# Data shown start

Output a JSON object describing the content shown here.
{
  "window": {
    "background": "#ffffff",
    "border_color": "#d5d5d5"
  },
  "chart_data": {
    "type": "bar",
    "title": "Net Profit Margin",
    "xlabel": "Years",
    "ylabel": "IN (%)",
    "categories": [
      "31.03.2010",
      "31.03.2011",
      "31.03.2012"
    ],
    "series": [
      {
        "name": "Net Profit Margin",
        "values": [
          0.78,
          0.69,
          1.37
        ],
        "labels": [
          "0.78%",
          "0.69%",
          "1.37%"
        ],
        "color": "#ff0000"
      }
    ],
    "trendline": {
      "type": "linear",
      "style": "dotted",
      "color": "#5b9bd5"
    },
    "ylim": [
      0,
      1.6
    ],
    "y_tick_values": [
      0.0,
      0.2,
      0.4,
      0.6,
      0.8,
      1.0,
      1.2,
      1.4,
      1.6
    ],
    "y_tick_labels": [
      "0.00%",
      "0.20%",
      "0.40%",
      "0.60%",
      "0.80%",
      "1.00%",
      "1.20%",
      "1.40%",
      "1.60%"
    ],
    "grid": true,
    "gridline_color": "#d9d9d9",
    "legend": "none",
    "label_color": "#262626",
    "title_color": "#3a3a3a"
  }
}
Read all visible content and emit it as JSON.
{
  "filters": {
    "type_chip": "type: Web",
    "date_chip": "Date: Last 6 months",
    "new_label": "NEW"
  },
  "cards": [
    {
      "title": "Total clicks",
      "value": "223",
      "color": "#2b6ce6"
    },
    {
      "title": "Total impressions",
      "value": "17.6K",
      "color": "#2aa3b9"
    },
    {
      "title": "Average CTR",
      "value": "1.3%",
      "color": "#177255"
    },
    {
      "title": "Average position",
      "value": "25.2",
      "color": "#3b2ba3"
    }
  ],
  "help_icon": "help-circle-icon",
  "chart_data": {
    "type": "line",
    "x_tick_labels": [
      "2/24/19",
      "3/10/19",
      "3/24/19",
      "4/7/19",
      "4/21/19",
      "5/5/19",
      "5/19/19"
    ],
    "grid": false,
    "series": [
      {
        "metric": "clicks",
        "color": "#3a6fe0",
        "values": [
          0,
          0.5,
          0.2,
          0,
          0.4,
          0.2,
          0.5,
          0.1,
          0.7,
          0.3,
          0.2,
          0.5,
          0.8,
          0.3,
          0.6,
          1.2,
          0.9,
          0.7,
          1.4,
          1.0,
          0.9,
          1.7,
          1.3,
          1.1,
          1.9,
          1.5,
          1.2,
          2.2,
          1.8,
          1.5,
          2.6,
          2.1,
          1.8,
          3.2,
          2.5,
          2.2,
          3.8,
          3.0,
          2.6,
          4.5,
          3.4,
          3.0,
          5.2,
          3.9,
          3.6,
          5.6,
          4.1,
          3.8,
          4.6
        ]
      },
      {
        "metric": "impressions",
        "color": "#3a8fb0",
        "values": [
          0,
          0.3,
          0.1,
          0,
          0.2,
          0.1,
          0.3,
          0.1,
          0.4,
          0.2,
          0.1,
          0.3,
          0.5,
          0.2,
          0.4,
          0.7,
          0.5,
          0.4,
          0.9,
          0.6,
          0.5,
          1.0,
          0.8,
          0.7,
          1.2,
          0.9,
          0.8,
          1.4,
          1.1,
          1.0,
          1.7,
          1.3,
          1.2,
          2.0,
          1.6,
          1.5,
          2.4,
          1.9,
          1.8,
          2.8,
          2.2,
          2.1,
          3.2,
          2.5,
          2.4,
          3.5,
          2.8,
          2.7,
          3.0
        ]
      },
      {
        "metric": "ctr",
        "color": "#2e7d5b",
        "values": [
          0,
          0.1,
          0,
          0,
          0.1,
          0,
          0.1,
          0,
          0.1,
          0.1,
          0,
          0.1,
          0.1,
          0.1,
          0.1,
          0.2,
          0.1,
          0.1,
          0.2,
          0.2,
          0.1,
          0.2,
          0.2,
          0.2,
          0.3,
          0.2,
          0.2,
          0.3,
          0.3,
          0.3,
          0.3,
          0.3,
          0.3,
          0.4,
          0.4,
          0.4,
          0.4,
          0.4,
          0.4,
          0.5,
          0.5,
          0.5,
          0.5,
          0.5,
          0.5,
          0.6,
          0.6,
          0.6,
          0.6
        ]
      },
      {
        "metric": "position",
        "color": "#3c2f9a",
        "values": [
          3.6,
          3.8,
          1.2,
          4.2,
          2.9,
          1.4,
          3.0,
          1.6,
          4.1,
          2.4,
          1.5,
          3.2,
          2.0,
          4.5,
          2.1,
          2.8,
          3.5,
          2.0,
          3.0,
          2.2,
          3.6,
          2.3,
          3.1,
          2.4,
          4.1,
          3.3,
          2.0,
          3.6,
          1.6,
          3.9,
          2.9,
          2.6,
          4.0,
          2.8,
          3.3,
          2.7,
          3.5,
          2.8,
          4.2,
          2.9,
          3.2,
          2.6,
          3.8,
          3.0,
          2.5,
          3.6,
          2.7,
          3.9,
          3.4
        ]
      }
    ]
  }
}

# Data shown end

Work to be completed: Quote every entry exactly.

Answer to the problem:
Output a JSON object describing the content shown here.
{
  "window": {
    "background": "#ffffff",
    "border_color": "#d5d5d5"
  },
  "chart_data": {
    "type": "bar",
    "title": "Net Profit Margin",
    "xlabel": "Years",
    "ylabel": "IN (%)",
    "categories": [
      "31.03.2010",
      "31.03.2011",
      "31.03.2012"
    ],
    "series": [
      {
        "name": "Net Profit Margin",
        "values": [
          0.78,
          0.69,
          1.37
        ],
        "labels": [
          "0.78%",
          "0.69%",
          "1.37%"
        ],
        "color": "#ff0000"
      }
    ],
    "trendline": {
      "type": "linear",
      "style": "dotted",
      "color": "#5b9bd5"
    },
    "ylim": [
      0,
      1.6
    ],
    "y_tick_values": [
      0.0,
      0.2,
      0.4,
      0.6,
      0.8,
      1.0,
      1.2,
      1.4,
      1.6
    ],
    "y_tick_labels": [
      "0.00%",
      "0.20%",
      "0.40%",
      "0.60%",
      "0.80%",
      "1.00%",
      "1.20%",
      "1.40%",
      "1.60%"
    ],
    "grid": true,
    "gridline_color": "#d9d9d9",
    "legend": "none",
    "label_color": "#262626",
    "title_color": "#3a3a3a"
  }
}
Read all visible content and emit it as JSON.
{
  "filters": {
    "type_chip": "type: Web",
    "date_chip": "Date: Last 6 months",
    "new_label": "NEW"
  },
  "cards": [
    {
      "title": "Total clicks",
      "value": "223",
      "color": "#2b6ce6"
    },
    {
      "title": "Total impressions",
      "value": "17.6K",
      "color": "#2aa3b9"
    },
    {
      "title": "Average CTR",
      "value": "1.3%",
      "color": "#177255"
    },
    {
      "title": "Average position",
      "value": "25.2",
      "color": "#3b2ba3"
    }
  ],
  "help_icon": "help-circle-icon",
  "chart_data": {
    "type": "line",
    "x_tick_labels": [
      "2/24/19",
      "3/10/19",
      "3/24/19",
      "4/7/19",
      "4/21/19",
      "5/5/19",
      "5/19/19"
    ],
    "grid": false,
    "series": [
      {
        "metric": "clicks",
        "color": "#3a6fe0",
        "values": [
          0,
          0.5,
          0.2,
          0,
          0.4,
          0.2,
          0.5,
          0.1,
          0.7,
          0.3,
          0.2,
          0.5,
          0.8,
          0.3,
          0.6,
          1.2,
          0.9,
          0.7,
          1.4,
          1.0,
          0.9,
          1.7,
          1.3,
          1.1,
          1.9,
          1.5,
          1.2,
          2.2,
          1.8,
          1.5,
          2.6,
          2.1,
          1.8,
          3.2,
          2.5,
          2.2,
          3.8,
          3.0,
          2.6,
          4.5,
          3.4,
          3.0,
          5.2,
          3.9,
          3.6,
          5.6,
          4.1,
          3.8,
          4.6
        ]
      },
      {
        "metric": "impressions",
        "color": "#3a8fb0",
        "values": [
          0,
          0.3,
          0.1,
          0,
          0.2,
          0.1,
          0.3,
          0.1,
          0.4,
          0.2,
          0.1,
          0.3,
          0.5,
          0.2,
          0.4,
          0.7,
          0.5,
          0.4,
          0.9,
          0.6,
          0.5,
          1.0,
          0.8,
          0.7,
          1.2,
          0.9,
          0.8,
          1.4,
          1.1,
          1.0,
          1.7,
          1.3,
          1.2,
          2.0,
          1.6,
          1.5,
          2.4,
          1.9,
          1.8,
          2.8,
          2.2,
          2.1,
          3.2,
          2.5,
          2.4,
          3.5,
          2.8,
          2.7,
          3.0
        ]
      },
      {
        "metric": "ctr",
        "color": "#2e7d5b",
        "values": [
          0,
          0.1,
          0,
          0,
          0.1,
          0,
          0.1,
          0,
          0.1,
          0.1,
          0,
          0.1,
          0.1,
          0.1,
          0.1,
          0.2,
          0.1,
          0.1,
          0.2,
          0.2,
          0.1,
          0.2,
          0.2,
          0.2,
          0.3,
          0.2,
          0.2,
          0.3,
          0.3,
          0.3,
          0.3,
          0.3,
          0.3,
          0.4,
          0.4,
          0.4,
          0.4,
          0.4,
          0.4,
          0.5,
          0.5,
          0.5,
          0.5,
          0.5,
          0.5,
          0.6,
          0.6,
          0.6,
          0.6
        ]
      },
      {
        "metric": "position",
        "color": "#3c2f9a",
        "values": [
          3.6,
          3.8,
          1.2,
          4.2,
          2.9,
          1.4,
          3.0,
          1.6,
          4.1,
          2.4,
          1.5,
          3.2,
          2.0,
          4.5,
          2.1,
          2.8,
          3.5,
          2.0,
          3.0,
          2.2,
          3.6,
          2.3,
          3.1,
          2.4,
          4.1,
          3.3,
          2.0,
          3.6,
          1.6,
          3.9,
          2.9,
          2.6,
          4.0,
          2.8,
          3.3,
          2.7,
          3.5,
          2.8,
          4.2,
          2.9,
          3.2,
          2.6,
          3.8,
          3.0,
          2.5,
          3.6,
          2.7,
          3.9,
          3.4
        ]
      }
    ]
  }
}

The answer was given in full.